[Records from a dataset]
++++++++

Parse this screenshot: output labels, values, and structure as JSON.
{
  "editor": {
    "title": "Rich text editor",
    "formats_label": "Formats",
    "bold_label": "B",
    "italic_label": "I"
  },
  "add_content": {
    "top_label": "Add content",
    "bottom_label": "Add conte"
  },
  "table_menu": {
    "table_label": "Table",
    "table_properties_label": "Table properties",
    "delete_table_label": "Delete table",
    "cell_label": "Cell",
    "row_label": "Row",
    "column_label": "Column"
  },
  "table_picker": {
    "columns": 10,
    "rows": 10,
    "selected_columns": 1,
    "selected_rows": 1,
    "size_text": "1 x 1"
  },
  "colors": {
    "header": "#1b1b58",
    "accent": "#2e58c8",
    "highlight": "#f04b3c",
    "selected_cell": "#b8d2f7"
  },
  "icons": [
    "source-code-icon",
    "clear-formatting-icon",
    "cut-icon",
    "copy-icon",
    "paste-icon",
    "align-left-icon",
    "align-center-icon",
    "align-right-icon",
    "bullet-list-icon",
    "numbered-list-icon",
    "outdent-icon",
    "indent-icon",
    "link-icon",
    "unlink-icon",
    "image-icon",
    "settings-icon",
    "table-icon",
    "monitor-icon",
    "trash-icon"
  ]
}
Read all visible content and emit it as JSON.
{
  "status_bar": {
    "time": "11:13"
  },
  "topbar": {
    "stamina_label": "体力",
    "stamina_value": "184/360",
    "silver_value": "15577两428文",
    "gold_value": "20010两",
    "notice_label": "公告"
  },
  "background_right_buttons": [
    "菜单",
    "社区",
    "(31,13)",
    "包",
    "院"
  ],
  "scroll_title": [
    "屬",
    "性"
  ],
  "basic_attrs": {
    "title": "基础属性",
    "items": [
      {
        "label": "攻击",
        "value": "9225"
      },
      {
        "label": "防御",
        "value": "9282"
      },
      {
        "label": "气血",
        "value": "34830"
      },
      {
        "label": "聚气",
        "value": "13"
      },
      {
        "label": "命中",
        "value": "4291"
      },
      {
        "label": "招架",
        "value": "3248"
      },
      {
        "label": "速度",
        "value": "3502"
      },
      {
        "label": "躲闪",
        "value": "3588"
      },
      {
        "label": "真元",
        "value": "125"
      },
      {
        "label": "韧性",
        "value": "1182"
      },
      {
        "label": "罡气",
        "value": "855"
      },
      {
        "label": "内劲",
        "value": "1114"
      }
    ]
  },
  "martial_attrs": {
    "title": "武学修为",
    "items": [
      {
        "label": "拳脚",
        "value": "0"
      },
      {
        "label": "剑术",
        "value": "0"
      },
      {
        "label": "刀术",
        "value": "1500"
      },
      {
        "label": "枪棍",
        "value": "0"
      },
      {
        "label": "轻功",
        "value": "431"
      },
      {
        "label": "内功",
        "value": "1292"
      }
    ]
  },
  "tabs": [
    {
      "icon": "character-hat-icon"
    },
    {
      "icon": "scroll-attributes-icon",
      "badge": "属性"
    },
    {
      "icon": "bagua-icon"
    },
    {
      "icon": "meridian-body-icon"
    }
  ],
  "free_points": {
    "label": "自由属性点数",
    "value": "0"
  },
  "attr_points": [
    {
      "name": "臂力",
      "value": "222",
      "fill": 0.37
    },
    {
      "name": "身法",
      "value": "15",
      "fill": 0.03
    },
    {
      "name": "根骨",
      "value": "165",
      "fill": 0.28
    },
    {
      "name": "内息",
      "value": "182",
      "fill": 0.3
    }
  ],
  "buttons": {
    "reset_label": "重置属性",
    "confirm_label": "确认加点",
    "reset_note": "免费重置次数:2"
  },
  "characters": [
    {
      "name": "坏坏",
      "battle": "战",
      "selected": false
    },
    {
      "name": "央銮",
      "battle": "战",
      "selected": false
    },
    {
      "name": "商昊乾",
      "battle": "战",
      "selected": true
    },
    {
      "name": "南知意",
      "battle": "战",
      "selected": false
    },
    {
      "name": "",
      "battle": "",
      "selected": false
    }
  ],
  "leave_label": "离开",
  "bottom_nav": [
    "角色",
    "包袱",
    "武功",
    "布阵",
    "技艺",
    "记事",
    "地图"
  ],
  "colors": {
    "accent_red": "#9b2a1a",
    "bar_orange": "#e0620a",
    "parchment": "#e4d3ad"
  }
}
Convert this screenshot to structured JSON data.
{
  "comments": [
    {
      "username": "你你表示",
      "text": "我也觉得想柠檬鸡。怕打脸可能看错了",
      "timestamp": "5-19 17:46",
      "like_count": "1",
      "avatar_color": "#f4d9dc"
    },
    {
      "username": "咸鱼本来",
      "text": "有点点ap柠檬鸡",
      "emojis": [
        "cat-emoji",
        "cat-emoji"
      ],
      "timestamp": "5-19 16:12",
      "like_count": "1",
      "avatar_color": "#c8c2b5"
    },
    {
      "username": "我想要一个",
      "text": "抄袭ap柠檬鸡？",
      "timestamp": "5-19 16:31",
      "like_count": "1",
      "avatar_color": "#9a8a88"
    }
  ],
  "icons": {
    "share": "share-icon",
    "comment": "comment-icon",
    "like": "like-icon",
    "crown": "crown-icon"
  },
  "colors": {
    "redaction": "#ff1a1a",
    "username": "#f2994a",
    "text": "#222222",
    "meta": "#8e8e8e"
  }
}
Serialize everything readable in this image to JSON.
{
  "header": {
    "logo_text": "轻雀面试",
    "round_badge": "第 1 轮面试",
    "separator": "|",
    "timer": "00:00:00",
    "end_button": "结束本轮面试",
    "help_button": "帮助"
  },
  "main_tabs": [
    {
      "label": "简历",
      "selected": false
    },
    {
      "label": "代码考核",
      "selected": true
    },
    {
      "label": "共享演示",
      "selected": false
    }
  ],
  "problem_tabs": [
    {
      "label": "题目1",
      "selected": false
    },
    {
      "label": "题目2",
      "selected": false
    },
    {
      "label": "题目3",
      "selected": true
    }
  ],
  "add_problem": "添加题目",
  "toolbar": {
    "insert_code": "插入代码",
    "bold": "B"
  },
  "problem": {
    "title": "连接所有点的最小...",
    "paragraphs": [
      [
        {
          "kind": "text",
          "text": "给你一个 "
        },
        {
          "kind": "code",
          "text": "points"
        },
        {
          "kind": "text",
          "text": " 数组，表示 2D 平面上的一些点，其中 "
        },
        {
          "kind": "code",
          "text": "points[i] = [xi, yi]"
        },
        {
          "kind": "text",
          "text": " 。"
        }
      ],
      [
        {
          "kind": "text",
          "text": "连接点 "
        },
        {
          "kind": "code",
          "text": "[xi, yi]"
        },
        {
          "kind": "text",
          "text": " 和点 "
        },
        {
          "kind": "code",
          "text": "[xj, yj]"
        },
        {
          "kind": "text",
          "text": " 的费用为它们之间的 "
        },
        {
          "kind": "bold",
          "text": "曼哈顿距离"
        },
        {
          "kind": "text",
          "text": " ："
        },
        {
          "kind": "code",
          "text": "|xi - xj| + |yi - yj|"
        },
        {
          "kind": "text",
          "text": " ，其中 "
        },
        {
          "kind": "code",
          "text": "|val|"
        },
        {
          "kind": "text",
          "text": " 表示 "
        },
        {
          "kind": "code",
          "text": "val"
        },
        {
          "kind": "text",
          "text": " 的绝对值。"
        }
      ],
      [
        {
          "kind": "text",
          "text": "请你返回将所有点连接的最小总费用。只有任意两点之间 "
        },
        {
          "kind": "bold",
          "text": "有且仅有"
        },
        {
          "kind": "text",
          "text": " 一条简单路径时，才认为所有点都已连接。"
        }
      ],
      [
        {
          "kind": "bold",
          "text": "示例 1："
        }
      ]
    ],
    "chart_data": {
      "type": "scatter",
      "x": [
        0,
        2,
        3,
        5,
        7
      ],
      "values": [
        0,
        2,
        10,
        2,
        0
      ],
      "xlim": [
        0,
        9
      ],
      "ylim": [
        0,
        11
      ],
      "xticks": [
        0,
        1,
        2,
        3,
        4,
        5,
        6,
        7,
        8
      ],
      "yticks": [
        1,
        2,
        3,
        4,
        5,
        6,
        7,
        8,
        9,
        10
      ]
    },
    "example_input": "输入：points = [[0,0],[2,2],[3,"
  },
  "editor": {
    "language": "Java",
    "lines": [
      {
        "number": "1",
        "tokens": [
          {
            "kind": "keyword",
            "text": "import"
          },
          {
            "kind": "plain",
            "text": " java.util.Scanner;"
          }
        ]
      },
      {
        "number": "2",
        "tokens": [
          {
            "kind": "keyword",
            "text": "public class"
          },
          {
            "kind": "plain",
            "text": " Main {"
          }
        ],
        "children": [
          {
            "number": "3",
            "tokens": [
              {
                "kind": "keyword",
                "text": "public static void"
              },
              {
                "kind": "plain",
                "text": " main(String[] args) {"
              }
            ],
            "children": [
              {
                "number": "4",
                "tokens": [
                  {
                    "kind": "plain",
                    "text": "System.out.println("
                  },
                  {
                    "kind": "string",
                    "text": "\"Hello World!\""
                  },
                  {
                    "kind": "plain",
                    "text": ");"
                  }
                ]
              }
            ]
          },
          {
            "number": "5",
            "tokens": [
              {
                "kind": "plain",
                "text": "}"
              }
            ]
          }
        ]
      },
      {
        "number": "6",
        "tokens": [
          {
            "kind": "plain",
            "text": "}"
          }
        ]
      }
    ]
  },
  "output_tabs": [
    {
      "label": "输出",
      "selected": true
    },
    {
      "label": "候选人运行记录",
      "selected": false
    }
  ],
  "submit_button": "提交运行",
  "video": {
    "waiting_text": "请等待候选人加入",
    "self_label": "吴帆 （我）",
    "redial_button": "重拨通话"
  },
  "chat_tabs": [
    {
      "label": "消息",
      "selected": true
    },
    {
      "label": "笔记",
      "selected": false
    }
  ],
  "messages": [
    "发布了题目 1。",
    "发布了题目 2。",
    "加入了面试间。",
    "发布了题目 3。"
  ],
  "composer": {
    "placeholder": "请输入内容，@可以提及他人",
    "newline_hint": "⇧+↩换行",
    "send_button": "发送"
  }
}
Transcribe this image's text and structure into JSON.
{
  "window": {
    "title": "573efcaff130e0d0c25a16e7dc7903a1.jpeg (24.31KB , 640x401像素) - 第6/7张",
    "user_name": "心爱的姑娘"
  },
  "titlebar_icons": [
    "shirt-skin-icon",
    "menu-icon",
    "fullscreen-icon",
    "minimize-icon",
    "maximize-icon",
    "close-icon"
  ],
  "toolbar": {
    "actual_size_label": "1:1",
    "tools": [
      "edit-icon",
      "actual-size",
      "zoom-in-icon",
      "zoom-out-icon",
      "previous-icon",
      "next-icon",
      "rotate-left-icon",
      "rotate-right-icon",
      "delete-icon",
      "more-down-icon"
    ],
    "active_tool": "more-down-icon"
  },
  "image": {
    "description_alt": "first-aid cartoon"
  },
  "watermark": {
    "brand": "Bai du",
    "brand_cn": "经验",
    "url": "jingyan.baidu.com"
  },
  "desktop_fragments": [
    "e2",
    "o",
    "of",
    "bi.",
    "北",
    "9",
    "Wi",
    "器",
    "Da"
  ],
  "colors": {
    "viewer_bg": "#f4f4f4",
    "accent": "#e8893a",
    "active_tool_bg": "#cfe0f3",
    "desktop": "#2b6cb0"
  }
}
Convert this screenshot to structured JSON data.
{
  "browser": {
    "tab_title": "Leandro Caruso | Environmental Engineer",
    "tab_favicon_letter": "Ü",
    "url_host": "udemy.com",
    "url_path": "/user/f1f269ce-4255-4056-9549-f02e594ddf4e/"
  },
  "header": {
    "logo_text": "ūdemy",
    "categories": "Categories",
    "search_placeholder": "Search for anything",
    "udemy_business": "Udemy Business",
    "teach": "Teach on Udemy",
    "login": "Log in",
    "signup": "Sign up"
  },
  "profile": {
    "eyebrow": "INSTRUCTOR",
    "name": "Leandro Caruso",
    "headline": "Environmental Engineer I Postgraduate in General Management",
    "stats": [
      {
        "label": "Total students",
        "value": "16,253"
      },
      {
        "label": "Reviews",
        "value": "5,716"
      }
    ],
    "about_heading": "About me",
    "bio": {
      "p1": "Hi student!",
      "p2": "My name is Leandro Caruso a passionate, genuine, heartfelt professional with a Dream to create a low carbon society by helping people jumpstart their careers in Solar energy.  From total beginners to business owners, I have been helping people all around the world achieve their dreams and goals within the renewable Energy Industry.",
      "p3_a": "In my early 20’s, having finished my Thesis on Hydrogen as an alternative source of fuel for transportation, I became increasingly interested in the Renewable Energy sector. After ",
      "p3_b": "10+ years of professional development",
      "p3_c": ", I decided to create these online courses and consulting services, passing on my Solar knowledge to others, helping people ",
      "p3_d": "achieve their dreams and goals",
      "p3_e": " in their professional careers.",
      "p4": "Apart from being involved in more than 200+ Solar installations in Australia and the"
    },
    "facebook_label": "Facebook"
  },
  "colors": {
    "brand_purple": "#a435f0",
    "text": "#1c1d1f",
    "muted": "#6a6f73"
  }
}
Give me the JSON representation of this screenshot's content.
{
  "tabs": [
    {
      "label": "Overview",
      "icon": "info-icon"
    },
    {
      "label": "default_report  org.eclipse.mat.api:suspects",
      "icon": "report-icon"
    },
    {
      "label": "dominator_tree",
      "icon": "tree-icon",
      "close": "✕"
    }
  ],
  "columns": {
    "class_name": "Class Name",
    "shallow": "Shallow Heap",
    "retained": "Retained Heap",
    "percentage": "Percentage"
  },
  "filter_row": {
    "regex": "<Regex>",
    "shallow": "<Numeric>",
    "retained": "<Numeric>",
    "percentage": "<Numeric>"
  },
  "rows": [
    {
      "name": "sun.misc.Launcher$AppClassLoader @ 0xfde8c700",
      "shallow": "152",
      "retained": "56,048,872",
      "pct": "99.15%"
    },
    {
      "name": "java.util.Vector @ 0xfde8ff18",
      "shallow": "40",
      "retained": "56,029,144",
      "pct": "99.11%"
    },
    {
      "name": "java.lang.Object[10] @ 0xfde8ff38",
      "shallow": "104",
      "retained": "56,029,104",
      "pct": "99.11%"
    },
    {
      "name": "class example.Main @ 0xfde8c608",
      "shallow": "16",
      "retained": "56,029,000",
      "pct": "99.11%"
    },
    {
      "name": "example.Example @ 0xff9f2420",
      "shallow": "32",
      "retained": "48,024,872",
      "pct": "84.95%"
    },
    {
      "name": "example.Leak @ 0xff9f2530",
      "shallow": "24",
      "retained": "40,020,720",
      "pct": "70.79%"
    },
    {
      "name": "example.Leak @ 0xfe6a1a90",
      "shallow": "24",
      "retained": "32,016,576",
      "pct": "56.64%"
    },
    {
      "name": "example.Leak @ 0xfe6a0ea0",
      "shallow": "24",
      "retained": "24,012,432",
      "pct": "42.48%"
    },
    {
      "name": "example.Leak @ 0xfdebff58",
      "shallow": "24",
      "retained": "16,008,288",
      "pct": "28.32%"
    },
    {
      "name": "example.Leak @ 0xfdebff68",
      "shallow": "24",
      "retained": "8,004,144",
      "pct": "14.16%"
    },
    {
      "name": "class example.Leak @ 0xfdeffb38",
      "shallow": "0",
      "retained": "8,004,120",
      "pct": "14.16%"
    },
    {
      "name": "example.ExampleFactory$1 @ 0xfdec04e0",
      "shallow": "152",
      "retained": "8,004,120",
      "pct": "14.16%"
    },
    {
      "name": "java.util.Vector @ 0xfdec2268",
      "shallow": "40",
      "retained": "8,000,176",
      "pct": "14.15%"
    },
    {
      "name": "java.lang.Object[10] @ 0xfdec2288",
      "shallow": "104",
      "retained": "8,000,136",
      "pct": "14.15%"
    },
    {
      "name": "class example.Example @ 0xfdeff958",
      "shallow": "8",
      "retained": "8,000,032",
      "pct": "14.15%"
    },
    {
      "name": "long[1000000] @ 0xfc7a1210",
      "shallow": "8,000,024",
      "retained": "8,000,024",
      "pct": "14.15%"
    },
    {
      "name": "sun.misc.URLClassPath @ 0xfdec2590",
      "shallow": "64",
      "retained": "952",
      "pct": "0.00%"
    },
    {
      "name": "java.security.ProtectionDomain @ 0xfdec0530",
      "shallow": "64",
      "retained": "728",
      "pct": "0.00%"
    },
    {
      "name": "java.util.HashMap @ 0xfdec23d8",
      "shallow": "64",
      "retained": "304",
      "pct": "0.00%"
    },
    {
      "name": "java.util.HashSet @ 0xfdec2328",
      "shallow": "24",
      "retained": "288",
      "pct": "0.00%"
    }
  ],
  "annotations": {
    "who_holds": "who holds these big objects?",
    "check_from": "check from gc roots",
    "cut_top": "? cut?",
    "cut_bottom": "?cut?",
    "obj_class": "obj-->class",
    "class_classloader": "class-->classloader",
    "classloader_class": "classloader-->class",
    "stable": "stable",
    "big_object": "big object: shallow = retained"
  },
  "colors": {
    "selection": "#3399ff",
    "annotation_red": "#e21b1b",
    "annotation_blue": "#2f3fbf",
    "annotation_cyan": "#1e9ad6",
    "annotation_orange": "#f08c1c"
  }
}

++++++++

Tally up the lines with the word "Heap" in them, and answer with that number by itself.

2